■ **TEXTO DE ORIGEN**:

....

Usted carraspea para llamar su atención. Él deja su ocupación y se queda mirándolo.
— Dime, hijo… — le dice con afabilidad.
— Señor, me encuentro avergonzado por mis pecados… — musita usted.
— Realmente no sé de qué me hablas— le responde Dios —. Es más, para tu tranquilidad voy a buscarlos en el archivo….—
Inmediatamente teclea el computador. Busca por su nombre, luego por su apellido. Finalmente y antes de desistir, ausculta con fundamento en su profesión.
Concluye diciéndole: — Te lo dije. Tus pecados los perdonó mi Hijo Jesús en la cruz. Ya no tienes cuentas pendientes… —
Luego, con una sonrisa, la más amable y tierna que hayas visto jamás, le dice.
— Vuelve tranquilo a casa… Y por favor, cuando salgas, cierra la puerta —. Y con esas palabras retorna a su trabajo en la libreta, contestando más y más oraciones.
¡Dios ya lo perdonó! La Biblia, un libro maravilloso en el que aprendemos principios sencillos y dinámicos que nos conducen al éxito, nos enseña que: “Tan lejos de nosotros echó nuestras transgresiones como lejos del oriente está el occidente.” (Salmos 103:12, Nueva Versión Internacional)
Lo lamentable es que infinidad de personas siguen atrapadas en la auto acusación. Dios ya les perdonó pero hay quienes no se quieren perdonar a sí mismos y arrastran a cuestas una pesada carga.
Desate a quien tiene en prisión
Cuando guardamos rencor contra alguien, fruto de la falta de perdón, nos encontramos en una fría, húmeda y oscura celda que nos daña y de paso, atamos a quien se convierte en el blanco de nuestro rencor.
Perdonar, entonces, es proceder a desatarle y de paso, librarnos de una pesada carga.

....

■ **REQUISITOS DE LA TAREA**:
Por favor, retoma el texto sobre el perdón a partir de su última frase. El material siguiente procede de una fuente distinta.

....

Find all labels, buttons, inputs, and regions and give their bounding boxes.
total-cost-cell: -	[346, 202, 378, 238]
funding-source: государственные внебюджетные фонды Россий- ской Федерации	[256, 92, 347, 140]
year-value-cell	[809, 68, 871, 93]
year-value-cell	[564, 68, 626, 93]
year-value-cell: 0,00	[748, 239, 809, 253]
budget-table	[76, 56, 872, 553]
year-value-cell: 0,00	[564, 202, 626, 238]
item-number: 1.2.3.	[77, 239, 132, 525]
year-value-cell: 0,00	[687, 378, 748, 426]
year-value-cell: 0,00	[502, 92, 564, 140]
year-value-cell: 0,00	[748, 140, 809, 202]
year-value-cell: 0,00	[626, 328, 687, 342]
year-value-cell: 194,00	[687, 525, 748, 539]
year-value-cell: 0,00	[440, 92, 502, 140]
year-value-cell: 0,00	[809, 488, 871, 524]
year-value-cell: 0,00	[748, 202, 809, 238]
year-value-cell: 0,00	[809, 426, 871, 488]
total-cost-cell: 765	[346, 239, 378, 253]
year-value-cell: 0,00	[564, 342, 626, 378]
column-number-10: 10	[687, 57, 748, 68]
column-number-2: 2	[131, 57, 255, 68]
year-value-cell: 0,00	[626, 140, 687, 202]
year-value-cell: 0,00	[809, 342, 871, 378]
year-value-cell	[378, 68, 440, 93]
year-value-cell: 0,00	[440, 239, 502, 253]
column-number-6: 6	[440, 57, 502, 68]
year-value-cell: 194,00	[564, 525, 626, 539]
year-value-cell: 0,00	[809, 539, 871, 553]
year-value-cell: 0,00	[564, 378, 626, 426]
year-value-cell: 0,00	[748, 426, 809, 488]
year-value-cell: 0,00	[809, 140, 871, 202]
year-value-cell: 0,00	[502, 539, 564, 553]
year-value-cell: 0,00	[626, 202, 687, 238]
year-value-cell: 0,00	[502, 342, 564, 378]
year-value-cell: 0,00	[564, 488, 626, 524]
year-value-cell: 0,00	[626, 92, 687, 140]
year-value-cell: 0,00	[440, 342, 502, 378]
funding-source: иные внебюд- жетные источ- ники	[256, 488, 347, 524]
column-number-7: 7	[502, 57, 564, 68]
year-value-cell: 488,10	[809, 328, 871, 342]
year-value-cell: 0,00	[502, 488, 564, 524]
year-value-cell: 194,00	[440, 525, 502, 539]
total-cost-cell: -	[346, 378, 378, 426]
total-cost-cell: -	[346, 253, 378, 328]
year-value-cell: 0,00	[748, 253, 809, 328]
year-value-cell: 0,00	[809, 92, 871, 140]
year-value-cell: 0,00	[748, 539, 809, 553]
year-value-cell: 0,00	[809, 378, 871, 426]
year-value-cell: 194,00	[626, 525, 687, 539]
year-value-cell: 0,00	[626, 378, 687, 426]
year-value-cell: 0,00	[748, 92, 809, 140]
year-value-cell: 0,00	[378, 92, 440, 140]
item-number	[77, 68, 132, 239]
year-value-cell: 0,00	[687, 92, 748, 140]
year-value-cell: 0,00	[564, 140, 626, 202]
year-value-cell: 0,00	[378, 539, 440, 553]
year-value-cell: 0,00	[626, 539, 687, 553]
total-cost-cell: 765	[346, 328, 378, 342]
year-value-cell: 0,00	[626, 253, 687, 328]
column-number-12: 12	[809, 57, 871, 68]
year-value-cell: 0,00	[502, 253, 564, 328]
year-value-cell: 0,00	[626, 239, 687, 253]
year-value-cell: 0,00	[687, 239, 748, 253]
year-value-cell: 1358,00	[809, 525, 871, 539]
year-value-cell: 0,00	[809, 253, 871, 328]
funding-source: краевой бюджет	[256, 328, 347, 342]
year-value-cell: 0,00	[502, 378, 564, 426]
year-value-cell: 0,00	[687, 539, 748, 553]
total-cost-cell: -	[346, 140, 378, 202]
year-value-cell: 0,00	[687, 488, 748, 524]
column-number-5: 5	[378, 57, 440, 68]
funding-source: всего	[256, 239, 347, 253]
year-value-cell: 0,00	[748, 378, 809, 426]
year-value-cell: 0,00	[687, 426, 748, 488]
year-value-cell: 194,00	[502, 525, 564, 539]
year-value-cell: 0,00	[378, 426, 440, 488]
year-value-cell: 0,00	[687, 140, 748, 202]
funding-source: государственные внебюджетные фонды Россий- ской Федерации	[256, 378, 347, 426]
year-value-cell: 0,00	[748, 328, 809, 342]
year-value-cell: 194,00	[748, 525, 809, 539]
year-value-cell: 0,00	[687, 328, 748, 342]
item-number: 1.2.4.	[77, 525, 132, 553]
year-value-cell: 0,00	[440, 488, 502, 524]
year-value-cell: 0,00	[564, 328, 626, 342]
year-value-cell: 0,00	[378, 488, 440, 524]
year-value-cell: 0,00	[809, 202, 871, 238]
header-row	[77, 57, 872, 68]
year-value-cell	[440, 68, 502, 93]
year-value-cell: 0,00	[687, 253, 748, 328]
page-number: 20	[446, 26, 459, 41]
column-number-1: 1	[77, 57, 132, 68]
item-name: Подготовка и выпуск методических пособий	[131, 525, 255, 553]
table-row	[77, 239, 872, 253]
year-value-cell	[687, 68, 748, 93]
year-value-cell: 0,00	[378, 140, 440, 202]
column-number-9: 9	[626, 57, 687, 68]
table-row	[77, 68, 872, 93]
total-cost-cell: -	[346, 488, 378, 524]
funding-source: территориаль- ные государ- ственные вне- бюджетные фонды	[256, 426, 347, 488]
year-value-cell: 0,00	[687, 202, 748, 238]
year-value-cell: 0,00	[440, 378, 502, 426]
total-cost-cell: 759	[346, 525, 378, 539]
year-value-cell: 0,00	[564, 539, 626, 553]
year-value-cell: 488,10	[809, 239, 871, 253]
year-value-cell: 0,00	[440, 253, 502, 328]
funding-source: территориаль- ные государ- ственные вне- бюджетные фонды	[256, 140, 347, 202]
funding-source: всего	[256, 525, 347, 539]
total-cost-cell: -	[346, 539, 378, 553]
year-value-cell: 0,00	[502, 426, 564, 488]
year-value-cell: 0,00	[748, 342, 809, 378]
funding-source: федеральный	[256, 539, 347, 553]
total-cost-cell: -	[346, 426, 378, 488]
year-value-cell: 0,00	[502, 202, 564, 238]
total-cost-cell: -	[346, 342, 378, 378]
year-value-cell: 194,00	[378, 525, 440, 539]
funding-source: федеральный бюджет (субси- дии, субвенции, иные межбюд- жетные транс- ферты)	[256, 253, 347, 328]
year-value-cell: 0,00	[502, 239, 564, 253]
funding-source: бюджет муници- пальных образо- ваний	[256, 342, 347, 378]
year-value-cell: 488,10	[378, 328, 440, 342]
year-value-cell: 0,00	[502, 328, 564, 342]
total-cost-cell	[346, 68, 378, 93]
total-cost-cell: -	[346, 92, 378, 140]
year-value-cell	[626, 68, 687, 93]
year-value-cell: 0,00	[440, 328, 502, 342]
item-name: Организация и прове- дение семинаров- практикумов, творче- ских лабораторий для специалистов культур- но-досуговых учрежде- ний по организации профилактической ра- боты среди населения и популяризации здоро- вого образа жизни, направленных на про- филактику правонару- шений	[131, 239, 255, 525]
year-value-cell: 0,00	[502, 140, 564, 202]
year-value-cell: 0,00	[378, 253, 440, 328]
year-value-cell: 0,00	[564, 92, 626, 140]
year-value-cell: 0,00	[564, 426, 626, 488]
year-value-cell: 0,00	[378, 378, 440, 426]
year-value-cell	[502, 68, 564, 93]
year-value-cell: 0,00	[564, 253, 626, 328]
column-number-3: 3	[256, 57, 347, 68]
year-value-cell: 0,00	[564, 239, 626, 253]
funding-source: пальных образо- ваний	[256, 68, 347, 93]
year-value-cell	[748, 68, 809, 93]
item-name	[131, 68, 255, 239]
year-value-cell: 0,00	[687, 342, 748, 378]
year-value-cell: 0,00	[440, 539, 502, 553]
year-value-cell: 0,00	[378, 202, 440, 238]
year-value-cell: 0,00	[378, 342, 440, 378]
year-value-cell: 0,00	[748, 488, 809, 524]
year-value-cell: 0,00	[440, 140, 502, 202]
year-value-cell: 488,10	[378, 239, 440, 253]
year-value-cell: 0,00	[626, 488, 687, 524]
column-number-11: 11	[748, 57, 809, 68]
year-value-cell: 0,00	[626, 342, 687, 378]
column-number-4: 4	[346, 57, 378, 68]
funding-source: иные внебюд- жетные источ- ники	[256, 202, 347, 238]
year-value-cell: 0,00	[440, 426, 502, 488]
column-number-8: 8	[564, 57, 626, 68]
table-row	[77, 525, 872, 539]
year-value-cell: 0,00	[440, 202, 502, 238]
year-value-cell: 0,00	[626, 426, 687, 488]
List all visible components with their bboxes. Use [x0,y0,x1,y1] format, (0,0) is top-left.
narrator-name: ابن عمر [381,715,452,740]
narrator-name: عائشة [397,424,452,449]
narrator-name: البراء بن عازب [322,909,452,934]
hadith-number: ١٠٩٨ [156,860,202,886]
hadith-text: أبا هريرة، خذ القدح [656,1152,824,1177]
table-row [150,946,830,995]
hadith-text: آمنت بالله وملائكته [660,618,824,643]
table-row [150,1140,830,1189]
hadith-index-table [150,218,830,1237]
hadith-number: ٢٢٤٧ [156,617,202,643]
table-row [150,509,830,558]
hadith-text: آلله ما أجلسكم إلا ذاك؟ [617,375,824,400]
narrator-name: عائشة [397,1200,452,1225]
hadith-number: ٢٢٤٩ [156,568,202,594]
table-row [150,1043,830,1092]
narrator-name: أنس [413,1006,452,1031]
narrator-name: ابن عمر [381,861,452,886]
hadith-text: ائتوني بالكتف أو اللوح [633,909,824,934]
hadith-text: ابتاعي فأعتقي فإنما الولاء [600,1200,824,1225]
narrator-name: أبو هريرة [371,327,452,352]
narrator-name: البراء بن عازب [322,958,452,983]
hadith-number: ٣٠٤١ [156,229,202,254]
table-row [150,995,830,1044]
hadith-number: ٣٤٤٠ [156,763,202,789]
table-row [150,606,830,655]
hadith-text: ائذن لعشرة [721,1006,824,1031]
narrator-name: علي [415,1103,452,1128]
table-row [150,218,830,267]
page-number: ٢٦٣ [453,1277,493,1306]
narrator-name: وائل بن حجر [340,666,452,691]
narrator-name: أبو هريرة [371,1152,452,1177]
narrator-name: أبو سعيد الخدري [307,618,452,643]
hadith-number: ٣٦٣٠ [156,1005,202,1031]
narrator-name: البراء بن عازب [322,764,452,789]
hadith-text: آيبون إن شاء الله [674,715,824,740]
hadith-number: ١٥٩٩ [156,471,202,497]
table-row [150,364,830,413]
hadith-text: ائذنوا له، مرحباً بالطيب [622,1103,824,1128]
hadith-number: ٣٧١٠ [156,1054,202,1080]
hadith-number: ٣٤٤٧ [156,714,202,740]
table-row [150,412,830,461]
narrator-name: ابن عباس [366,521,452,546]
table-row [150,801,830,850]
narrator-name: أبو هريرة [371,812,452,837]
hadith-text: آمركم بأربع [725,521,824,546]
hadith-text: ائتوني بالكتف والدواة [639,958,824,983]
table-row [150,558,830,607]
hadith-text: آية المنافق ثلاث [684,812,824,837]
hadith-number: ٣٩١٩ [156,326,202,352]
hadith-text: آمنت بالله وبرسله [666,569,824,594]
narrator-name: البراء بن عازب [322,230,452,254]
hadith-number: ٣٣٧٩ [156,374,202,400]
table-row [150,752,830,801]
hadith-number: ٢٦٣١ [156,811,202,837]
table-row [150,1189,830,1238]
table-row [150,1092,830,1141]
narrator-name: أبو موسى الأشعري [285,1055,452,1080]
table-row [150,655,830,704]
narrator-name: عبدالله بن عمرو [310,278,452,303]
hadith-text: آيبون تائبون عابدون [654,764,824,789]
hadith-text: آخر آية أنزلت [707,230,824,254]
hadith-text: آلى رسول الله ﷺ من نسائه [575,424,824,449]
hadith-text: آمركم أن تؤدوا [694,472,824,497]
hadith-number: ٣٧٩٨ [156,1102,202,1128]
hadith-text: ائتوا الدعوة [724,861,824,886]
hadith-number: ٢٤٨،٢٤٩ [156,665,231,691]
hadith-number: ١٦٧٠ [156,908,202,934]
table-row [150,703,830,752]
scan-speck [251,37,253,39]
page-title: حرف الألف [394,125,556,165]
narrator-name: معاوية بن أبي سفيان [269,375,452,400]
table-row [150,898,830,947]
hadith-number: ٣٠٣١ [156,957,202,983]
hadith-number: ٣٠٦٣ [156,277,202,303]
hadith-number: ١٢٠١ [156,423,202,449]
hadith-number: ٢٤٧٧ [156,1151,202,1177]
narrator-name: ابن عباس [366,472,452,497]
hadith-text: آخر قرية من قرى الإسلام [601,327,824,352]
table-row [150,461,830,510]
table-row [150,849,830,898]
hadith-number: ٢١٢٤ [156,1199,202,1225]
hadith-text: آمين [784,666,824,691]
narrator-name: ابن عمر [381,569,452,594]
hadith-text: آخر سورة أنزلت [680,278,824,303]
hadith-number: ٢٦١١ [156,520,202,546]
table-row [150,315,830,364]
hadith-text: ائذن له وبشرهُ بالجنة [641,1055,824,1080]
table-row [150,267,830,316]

....

■ **RESPUESTA ESCRITA**:
El Señor Jesús enseñó que tenemos el privilegio y la potestad de atar y desatar. “Les aseguro que todo lo que ustedes aten en la tierra quedará atado en el cielo, y todo lo que desaten en la tierra quedará desatado en el cielo. ” (Mateo 18:18, Nueva Versión Internacional)
Nuestras decisiones en el mundo físico, afectan el mundo espiritual. Se producen dos cosas.
1.- Nos liberamos de la cárcel del rencor, el odio y el resentimiento.
2.- Damos libertad a quien por mucho tiempo teníamos atado con ese sentimiento destructivo.
Las llaves para alcanzar la libertad tienen un solo rótulo: Perdonar.
Es una Ley universal, concebida por Dios mismo y que opera en su Reino. Acatarla nos abre las puertas para la victoria. Es esencial.
Tenga presente que perdonar es cancelar una deuda. Si no perdonamos, impedimos el obrar de Dios en nuestra existencia. Las oraciones son estorbadas y levantamos alrededor una tremenda barrera para que opera exitosamente en nuestra existencia.
Libérese del espíritu que destruye
La falta de perdón nos tortura y solo usted y nadie más que usted puede sentar las bases para ser libre.
Sólo Dios, cuando se lo pedimos, traerá una transformación en nuestro ser, dándonos un corazón perdonador (Cf. Ezequiel 11:19; 36:26)
Deseo concluir con una nueva ilustración. Real. Ocurrió hace varios años.
Una amiga de la familia me pidió que orara por su señora madre. Sufría terribles dolores, estaba hinchada y sentía punzadas en sus huesos.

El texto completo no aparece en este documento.